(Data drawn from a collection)
════

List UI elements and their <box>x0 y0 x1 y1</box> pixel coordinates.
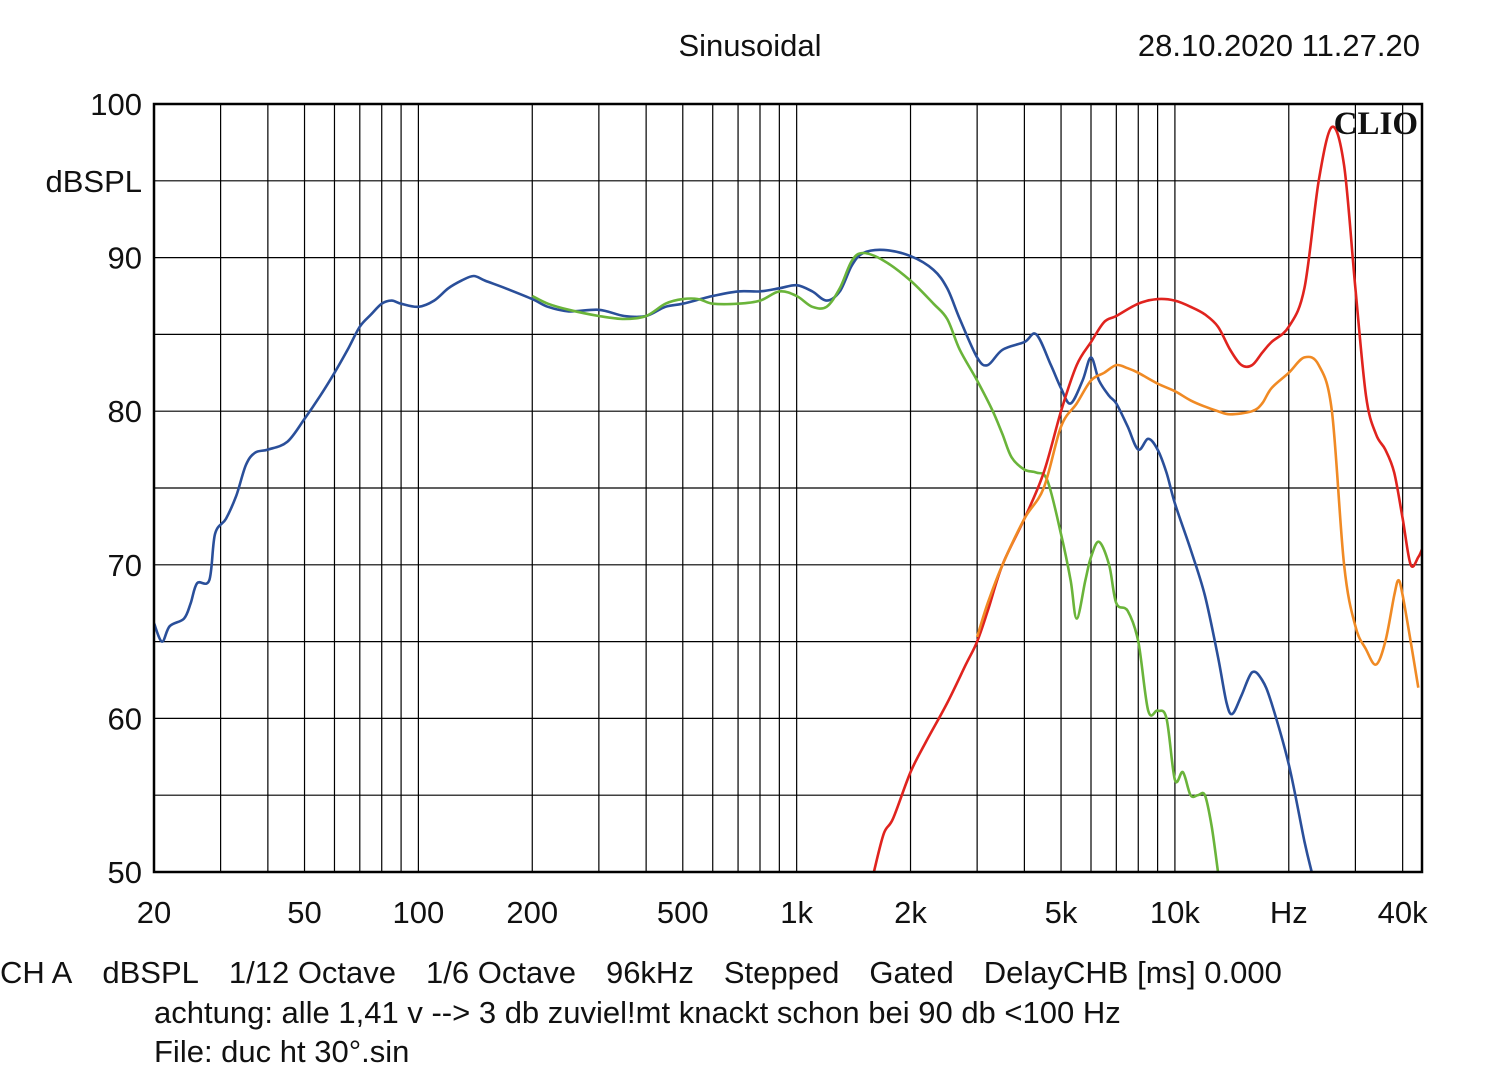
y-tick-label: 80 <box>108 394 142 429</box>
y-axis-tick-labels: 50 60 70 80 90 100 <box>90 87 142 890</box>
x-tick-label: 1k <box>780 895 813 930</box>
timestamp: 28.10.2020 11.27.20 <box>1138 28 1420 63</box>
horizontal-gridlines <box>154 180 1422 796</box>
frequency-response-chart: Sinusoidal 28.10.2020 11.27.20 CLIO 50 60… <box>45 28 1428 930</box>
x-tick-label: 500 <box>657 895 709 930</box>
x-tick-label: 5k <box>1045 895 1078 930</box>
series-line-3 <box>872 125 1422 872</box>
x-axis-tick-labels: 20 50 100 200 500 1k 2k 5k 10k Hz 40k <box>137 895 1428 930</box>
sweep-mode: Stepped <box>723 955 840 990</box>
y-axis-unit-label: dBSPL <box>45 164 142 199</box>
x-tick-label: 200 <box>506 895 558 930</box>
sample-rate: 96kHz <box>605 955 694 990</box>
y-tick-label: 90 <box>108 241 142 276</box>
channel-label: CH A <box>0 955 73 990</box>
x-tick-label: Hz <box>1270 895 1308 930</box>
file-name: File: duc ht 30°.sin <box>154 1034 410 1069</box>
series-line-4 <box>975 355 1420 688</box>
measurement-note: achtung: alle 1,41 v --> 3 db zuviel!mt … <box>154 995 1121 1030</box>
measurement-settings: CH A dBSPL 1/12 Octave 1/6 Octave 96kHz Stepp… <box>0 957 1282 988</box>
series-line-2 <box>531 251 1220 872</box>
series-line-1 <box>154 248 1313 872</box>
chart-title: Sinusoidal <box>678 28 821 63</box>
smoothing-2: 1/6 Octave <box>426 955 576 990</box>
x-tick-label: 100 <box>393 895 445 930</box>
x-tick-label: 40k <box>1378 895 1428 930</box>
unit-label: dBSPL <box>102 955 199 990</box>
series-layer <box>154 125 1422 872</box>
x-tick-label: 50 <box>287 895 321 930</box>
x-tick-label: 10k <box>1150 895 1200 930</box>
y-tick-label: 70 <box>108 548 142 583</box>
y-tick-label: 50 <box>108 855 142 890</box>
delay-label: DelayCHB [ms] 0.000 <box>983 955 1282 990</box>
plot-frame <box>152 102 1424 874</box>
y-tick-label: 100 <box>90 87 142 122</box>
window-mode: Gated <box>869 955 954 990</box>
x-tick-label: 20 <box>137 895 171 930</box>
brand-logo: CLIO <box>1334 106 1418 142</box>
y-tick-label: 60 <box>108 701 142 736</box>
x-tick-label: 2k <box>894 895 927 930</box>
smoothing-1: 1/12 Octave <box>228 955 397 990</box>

════

REQUIREMENTS:
Rewrite the rows above, swapping every "x-tick-label" for "horizontal-tick-label" and leaving everything else as it is. Leave the pictures out.

THE COMPLETED TASK:
List UI elements and their <box>x0 y0 x1 y1</box> pixel coordinates.
y-tick-label: 80 <box>108 394 142 429</box>
y-axis-tick-labels: 50 60 70 80 90 100 <box>90 87 142 890</box>
horizontal-tick-label: 1k <box>780 895 813 930</box>
timestamp: 28.10.2020 11.27.20 <box>1138 28 1420 63</box>
horizontal-gridlines <box>154 180 1422 796</box>
frequency-response-chart: Sinusoidal 28.10.2020 11.27.20 CLIO 50 60… <box>45 28 1428 930</box>
horizontal-tick-label: 500 <box>657 895 709 930</box>
horizontal-tick-label: 5k <box>1045 895 1078 930</box>
series-line-3 <box>872 125 1422 872</box>
x-axis-tick-labels: 20 50 100 200 500 1k 2k 5k 10k Hz 40k <box>137 895 1428 930</box>
sweep-mode: Stepped <box>723 955 840 990</box>
y-axis-unit-label: dBSPL <box>45 164 142 199</box>
horizontal-tick-label: 200 <box>506 895 558 930</box>
sample-rate: 96kHz <box>605 955 694 990</box>
y-tick-label: 90 <box>108 241 142 276</box>
channel-label: CH A <box>0 955 73 990</box>
horizontal-tick-label: Hz <box>1270 895 1308 930</box>
file-name: File: duc ht 30°.sin <box>154 1034 410 1069</box>
series-line-4 <box>975 355 1420 688</box>
measurement-note: achtung: alle 1,41 v --> 3 db zuviel!mt … <box>154 995 1121 1030</box>
measurement-settings: CH A dBSPL 1/12 Octave 1/6 Octave 96kHz Stepp… <box>0 957 1282 988</box>
series-line-2 <box>531 251 1220 872</box>
series-line-1 <box>154 248 1313 872</box>
chart-title: Sinusoidal <box>678 28 821 63</box>
smoothing-2: 1/6 Octave <box>426 955 576 990</box>
horizontal-tick-label: 100 <box>393 895 445 930</box>
horizontal-tick-label: 40k <box>1378 895 1428 930</box>
unit-label: dBSPL <box>102 955 199 990</box>
series-layer <box>154 125 1422 872</box>
horizontal-tick-label: 50 <box>287 895 321 930</box>
horizontal-tick-label: 10k <box>1150 895 1200 930</box>
y-tick-label: 70 <box>108 548 142 583</box>
y-tick-label: 50 <box>108 855 142 890</box>
delay-label: DelayCHB [ms] 0.000 <box>983 955 1282 990</box>
plot-frame <box>152 102 1424 874</box>
y-tick-label: 100 <box>90 87 142 122</box>
window-mode: Gated <box>869 955 954 990</box>
horizontal-tick-label: 20 <box>137 895 171 930</box>
brand-logo: CLIO <box>1334 106 1418 142</box>
y-tick-label: 60 <box>108 701 142 736</box>
horizontal-tick-label: 2k <box>894 895 927 930</box>
smoothing-1: 1/12 Octave <box>228 955 397 990</box>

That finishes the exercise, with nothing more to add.